**Stored rows**

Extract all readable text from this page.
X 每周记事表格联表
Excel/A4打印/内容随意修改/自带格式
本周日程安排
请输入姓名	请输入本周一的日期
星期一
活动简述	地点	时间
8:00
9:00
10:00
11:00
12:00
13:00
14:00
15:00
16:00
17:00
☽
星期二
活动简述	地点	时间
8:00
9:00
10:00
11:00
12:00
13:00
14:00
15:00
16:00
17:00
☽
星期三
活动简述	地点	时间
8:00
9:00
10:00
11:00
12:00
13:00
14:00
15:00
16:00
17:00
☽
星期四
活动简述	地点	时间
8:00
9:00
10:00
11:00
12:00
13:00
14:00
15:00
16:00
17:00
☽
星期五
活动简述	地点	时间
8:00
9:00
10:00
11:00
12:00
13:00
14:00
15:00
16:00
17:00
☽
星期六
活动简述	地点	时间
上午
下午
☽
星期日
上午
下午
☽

**Goal**
Extract all of the data shown above without alteration.

**The answer**
Extract all readable text from this page.
X 每周记事表格联表
Excel/A4打印/内容随意修改/自带格式
本周日程安排
请输入姓名	请输入本周一的日期
星期一
活动简述	地点	时间
8:00
9:00
10:00
11:00
12:00
13:00
14:00
15:00
16:00
17:00
☽
星期二
活动简述	地点	时间
8:00
9:00
10:00
11:00
12:00
13:00
14:00
15:00
16:00
17:00
☽
星期三
活动简述	地点	时间
8:00
9:00
10:00
11:00
12:00
13:00
14:00
15:00
16:00
17:00
☽
星期四
活动简述	地点	时间
8:00
9:00
10:00
11:00
12:00
13:00
14:00
15:00
16:00
17:00
☽
星期五
活动简述	地点	时间
8:00
9:00
10:00
11:00
12:00
13:00
14:00
15:00
16:00
17:00
☽
星期六
活动简述	地点	时间
上午
下午
☽
星期日
上午
下午
☽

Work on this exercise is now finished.